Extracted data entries

[START]

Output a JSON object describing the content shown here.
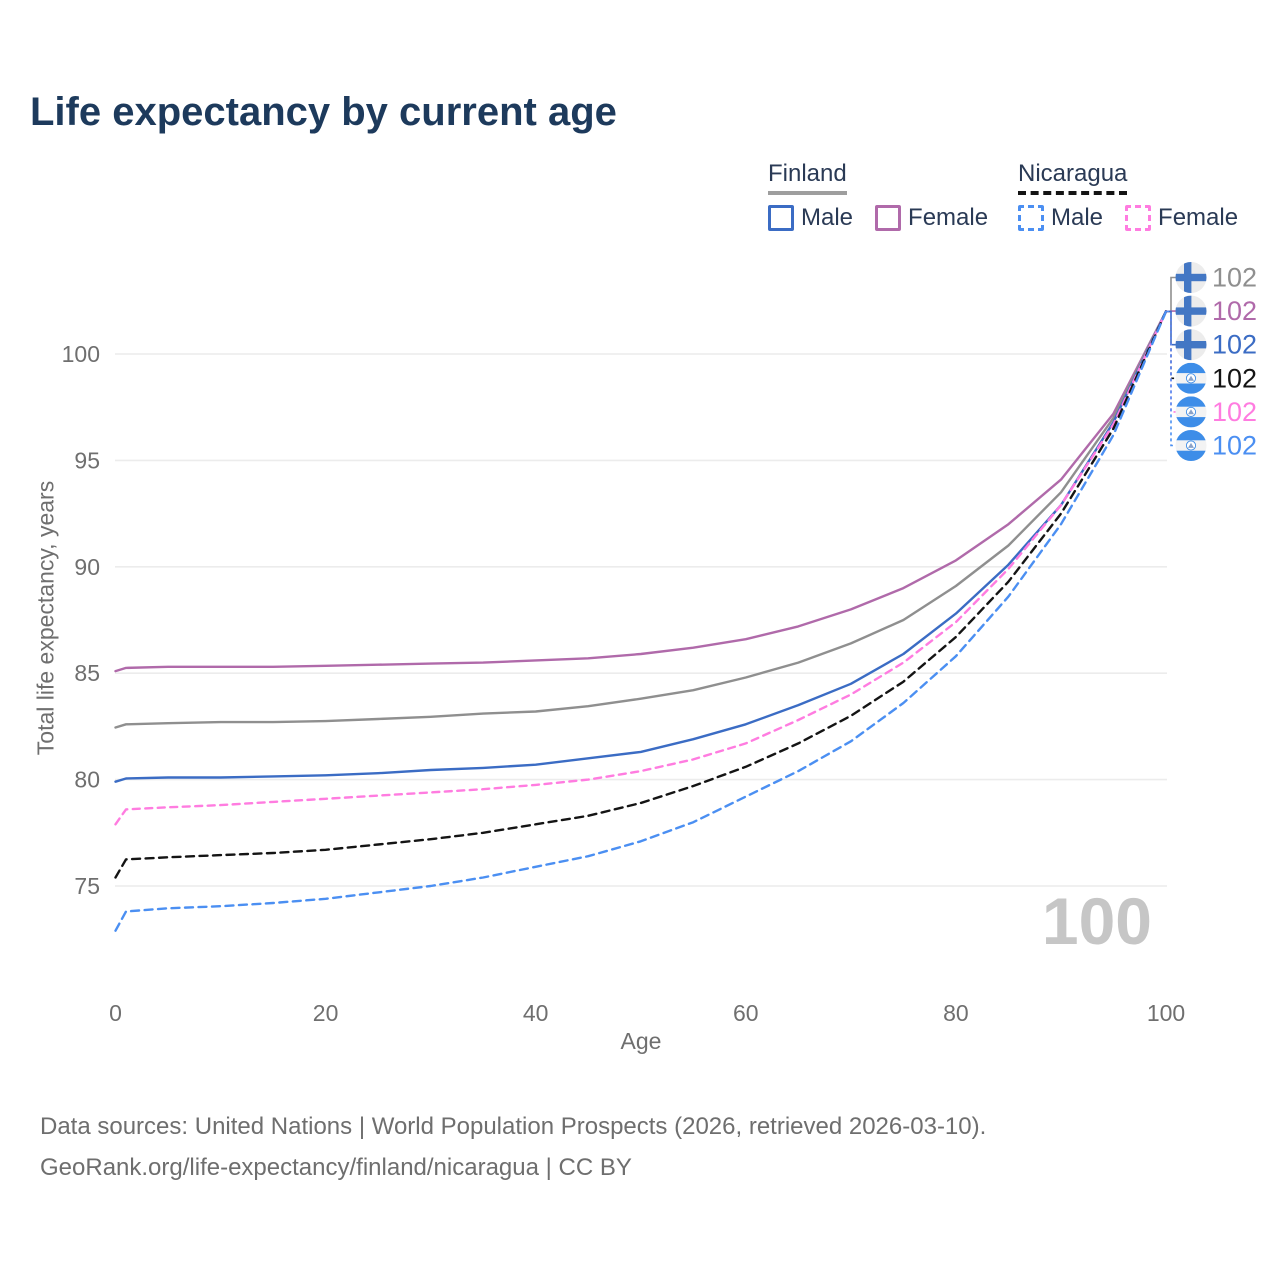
{
  "title": "Life expectancy by current age",
  "legend": {
    "finland": {
      "name": "Finland",
      "male_label": "Male",
      "female_label": "Female",
      "male_color": "#3b6cc4",
      "female_color": "#b06aaa",
      "group_line_color": "#9e9e9e",
      "group_line_style": "solid"
    },
    "nicaragua": {
      "name": "Nicaragua",
      "male_label": "Male",
      "female_label": "Female",
      "male_color": "#4b8ff2",
      "female_color": "#ff7ce0",
      "group_line_color": "#141414",
      "group_line_style": "dashed"
    }
  },
  "watermark": "100",
  "end_labels": [
    {
      "value": "102",
      "flag": "finland",
      "series": "Finland (both sexes)",
      "color": "#8f8f8f",
      "dashed": false
    },
    {
      "value": "102",
      "flag": "finland",
      "series": "Finland Female",
      "color": "#b06aaa",
      "dashed": false
    },
    {
      "value": "102",
      "flag": "finland",
      "series": "Finland Male",
      "color": "#3b6cc4",
      "dashed": false
    },
    {
      "value": "102",
      "flag": "nicaragua",
      "series": "Nicaragua (both sexes)",
      "color": "#141414",
      "dashed": true
    },
    {
      "value": "102",
      "flag": "nicaragua",
      "series": "Nicaragua Female",
      "color": "#ff7ce0",
      "dashed": true
    },
    {
      "value": "102",
      "flag": "nicaragua",
      "series": "Nicaragua Male",
      "color": "#4b8ff2",
      "dashed": true
    }
  ],
  "chart_data": {
    "type": "line",
    "title": "Life expectancy by current age",
    "xlabel": "Age",
    "ylabel": "Total life expectancy, years",
    "xlim": [
      0,
      100
    ],
    "ylim": [
      72.5,
      102.5
    ],
    "xticks": [
      0,
      20,
      40,
      60,
      80,
      100
    ],
    "yticks": [
      75,
      80,
      85,
      90,
      95,
      100
    ],
    "grid": "horizontal",
    "legend_position": "top-right",
    "x": [
      0,
      1,
      5,
      10,
      15,
      20,
      25,
      30,
      35,
      40,
      45,
      50,
      55,
      60,
      65,
      70,
      75,
      80,
      85,
      90,
      95,
      100
    ],
    "series": [
      {
        "id": "finland-female",
        "name": "Finland Female",
        "color": "#b06aaa",
        "style": "solid",
        "dash": "",
        "values": [
          85.1,
          85.25,
          85.3,
          85.3,
          85.3,
          85.35,
          85.4,
          85.45,
          85.5,
          85.6,
          85.7,
          85.9,
          86.2,
          86.6,
          87.2,
          88.0,
          89.0,
          90.3,
          92.0,
          94.1,
          97.2,
          102
        ]
      },
      {
        "id": "finland-total",
        "name": "Finland (both sexes)",
        "color": "#8f8f8f",
        "style": "solid",
        "dash": "",
        "values": [
          82.45,
          82.6,
          82.65,
          82.7,
          82.7,
          82.75,
          82.85,
          82.95,
          83.1,
          83.2,
          83.45,
          83.8,
          84.2,
          84.8,
          85.5,
          86.4,
          87.5,
          89.1,
          91.0,
          93.5,
          97.0,
          102
        ]
      },
      {
        "id": "finland-male",
        "name": "Finland Male",
        "color": "#3b6cc4",
        "style": "solid",
        "dash": "",
        "values": [
          79.9,
          80.05,
          80.1,
          80.1,
          80.15,
          80.2,
          80.3,
          80.45,
          80.55,
          80.7,
          81.0,
          81.3,
          81.9,
          82.6,
          83.5,
          84.5,
          85.9,
          87.8,
          90.1,
          92.9,
          96.8,
          102
        ]
      },
      {
        "id": "nicaragua-female",
        "name": "Nicaragua Female",
        "color": "#ff7ce0",
        "style": "dashed",
        "dash": "7 5.5",
        "values": [
          77.9,
          78.6,
          78.7,
          78.8,
          78.95,
          79.1,
          79.25,
          79.4,
          79.55,
          79.75,
          80.0,
          80.4,
          80.95,
          81.7,
          82.8,
          84.0,
          85.5,
          87.4,
          89.9,
          92.9,
          96.7,
          102
        ]
      },
      {
        "id": "nicaragua-total",
        "name": "Nicaragua (both sexes)",
        "color": "#141414",
        "style": "dashed",
        "dash": "8 5.5",
        "values": [
          75.4,
          76.25,
          76.35,
          76.45,
          76.55,
          76.7,
          76.95,
          77.2,
          77.5,
          77.9,
          78.3,
          78.9,
          79.7,
          80.6,
          81.7,
          83.0,
          84.6,
          86.7,
          89.3,
          92.5,
          96.5,
          102
        ]
      },
      {
        "id": "nicaragua-male",
        "name": "Nicaragua Male",
        "color": "#4b8ff2",
        "style": "dashed",
        "dash": "8 5.5",
        "values": [
          72.9,
          73.8,
          73.95,
          74.05,
          74.2,
          74.4,
          74.7,
          75.0,
          75.4,
          75.9,
          76.4,
          77.1,
          78.0,
          79.2,
          80.4,
          81.8,
          83.6,
          85.8,
          88.6,
          92.0,
          96.2,
          102
        ]
      }
    ],
    "annotations": "All six series converge to a total life expectancy of 102 years at age 100; hover age indicator shows 100."
  },
  "footer": {
    "line1": "Data sources: United Nations | World Population Prospects (2026, retrieved 2026-03-10).",
    "line2": "GeoRank.org/life-expectancy/finland/nicaragua | CC BY"
  }
}
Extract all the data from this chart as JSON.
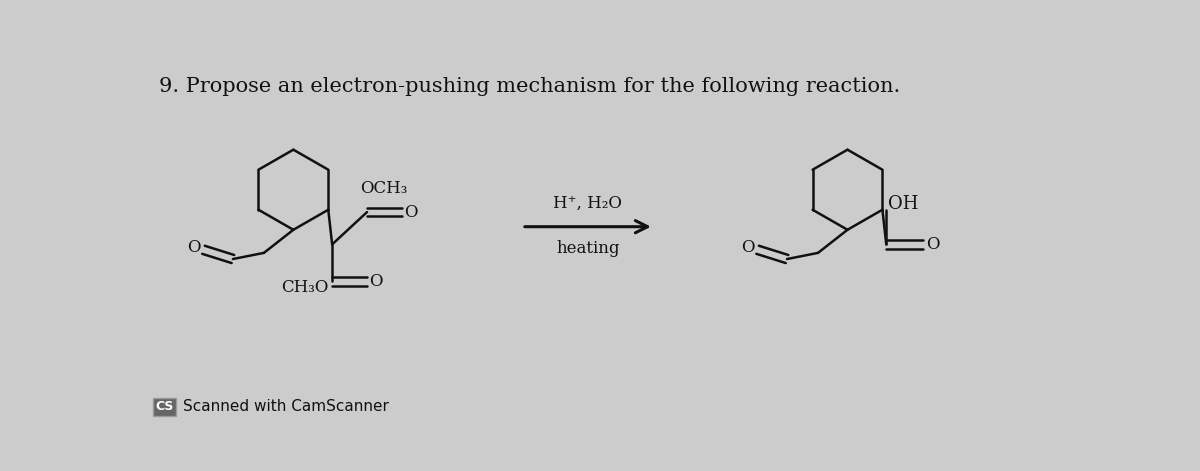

[END]

## Exercise:
Leave out the pictures and return every record word for word.

## Response:
Output a JSON object describing the content shown here.
{
  "title": "Life expectancy by current age",
  "legend": {
    "finland": {
      "name": "Finland",
      "male_label": "Male",
      "female_label": "Female",
      "male_color": "#3b6cc4",
      "female_color": "#b06aaa",
      "group_line_color": "#9e9e9e",
      "group_line_style": "solid"
    },
    "nicaragua": {
      "name": "Nicaragua",
      "male_label": "Male",
      "female_label": "Female",
      "male_color": "#4b8ff2",
      "female_color": "#ff7ce0",
      "group_line_color": "#141414",
      "group_line_style": "dashed"
    }
  },
  "watermark": "100",
  "end_labels": [
    {
      "value": "102",
      "flag": "finland",
      "series": "Finland (both sexes)",
      "color": "#8f8f8f",
      "dashed": false
    },
    {
      "value": "102",
      "flag": "finland",
      "series": "Finland Female",
      "color": "#b06aaa",
      "dashed": false
    },
    {
      "value": "102",
      "flag": "finland",
      "series": "Finland Male",
      "color": "#3b6cc4",
      "dashed": false
    },
    {
      "value": "102",
      "flag": "nicaragua",
      "series": "Nicaragua (both sexes)",
      "color": "#141414",
      "dashed": true
    },
    {
      "value": "102",
      "flag": "nicaragua",
      "series": "Nicaragua Female",
      "color": "#ff7ce0",
      "dashed": true
    },
    {
      "value": "102",
      "flag": "nicaragua",
      "series": "Nicaragua Male",
      "color": "#4b8ff2",
      "dashed": true
    }
  ],
  "chart_data": {
    "type": "line",
    "title": "Life expectancy by current age",
    "xlabel": "Age",
    "ylabel": "Total life expectancy, years",
    "xlim": [
      0,
      100
    ],
    "ylim": [
      72.5,
      102.5
    ],
    "xticks": [
      0,
      20,
      40,
      60,
      80,
      100
    ],
    "yticks": [
      75,
      80,
      85,
      90,
      95,
      100
    ],
    "grid": "horizontal",
    "legend_position": "top-right",
    "x": [
      0,
      1,
      5,
      10,
      15,
      20,
      25,
      30,
      35,
      40,
      45,
      50,
      55,
      60,
      65,
      70,
      75,
      80,
      85,
      90,
      95,
      100
    ],
    "series": [
      {
        "id": "finland-female",
        "name": "Finland Female",
        "color": "#b06aaa",
        "style": "solid",
        "dash": "",
        "values": [
          85.1,
          85.25,
          85.3,
          85.3,
          85.3,
          85.35,
          85.4,
          85.45,
          85.5,
          85.6,
          85.7,
          85.9,
          86.2,
          86.6,
          87.2,
          88.0,
          89.0,
          90.3,
          92.0,
          94.1,
          97.2,
          102
        ]
      },
      {
        "id": "finland-total",
        "name": "Finland (both sexes)",
        "color": "#8f8f8f",
        "style": "solid",
        "dash": "",
        "values": [
          82.45,
          82.6,
          82.65,
          82.7,
          82.7,
          82.75,
          82.85,
          82.95,
          83.1,
          83.2,
          83.45,
          83.8,
          84.2,
          84.8,
          85.5,
          86.4,
          87.5,
          89.1,
          91.0,
          93.5,
          97.0,
          102
        ]
      },
      {
        "id": "finland-male",
        "name": "Finland Male",
        "color": "#3b6cc4",
        "style": "solid",
        "dash": "",
        "values": [
          79.9,
          80.05,
          80.1,
          80.1,
          80.15,
          80.2,
          80.3,
          80.45,
          80.55,
          80.7,
          81.0,
          81.3,
          81.9,
          82.6,
          83.5,
          84.5,
          85.9,
          87.8,
          90.1,
          92.9,
          96.8,
          102
        ]
      },
      {
        "id": "nicaragua-female",
        "name": "Nicaragua Female",
        "color": "#ff7ce0",
        "style": "dashed",
        "dash": "7 5.5",
        "values": [
          77.9,
          78.6,
          78.7,
          78.8,
          78.95,
          79.1,
          79.25,
          79.4,
          79.55,
          79.75,
          80.0,
          80.4,
          80.95,
          81.7,
          82.8,
          84.0,
          85.5,
          87.4,
          89.9,
          92.9,
          96.7,
          102
        ]
      },
      {
        "id": "nicaragua-total",
        "name": "Nicaragua (both sexes)",
        "color": "#141414",
        "style": "dashed",
        "dash": "8 5.5",
        "values": [
          75.4,
          76.25,
          76.35,
          76.45,
          76.55,
          76.7,
          76.95,
          77.2,
          77.5,
          77.9,
          78.3,
          78.9,
          79.7,
          80.6,
          81.7,
          83.0,
          84.6,
          86.7,
          89.3,
          92.5,
          96.5,
          102
        ]
      },
      {
        "id": "nicaragua-male",
        "name": "Nicaragua Male",
        "color": "#4b8ff2",
        "style": "dashed",
        "dash": "8 5.5",
        "values": [
          72.9,
          73.8,
          73.95,
          74.05,
          74.2,
          74.4,
          74.7,
          75.0,
          75.4,
          75.9,
          76.4,
          77.1,
          78.0,
          79.2,
          80.4,
          81.8,
          83.6,
          85.8,
          88.6,
          92.0,
          96.2,
          102
        ]
      }
    ],
    "annotations": "All six series converge to a total life expectancy of 102 years at age 100; hover age indicator shows 100."
  },
  "footer": {
    "line1": "Data sources: United Nations | World Population Prospects (2026, retrieved 2026-03-10).",
    "line2": "GeoRank.org/life-expectancy/finland/nicaragua | CC BY"
  }
}
Extract all the data from this chart as JSON.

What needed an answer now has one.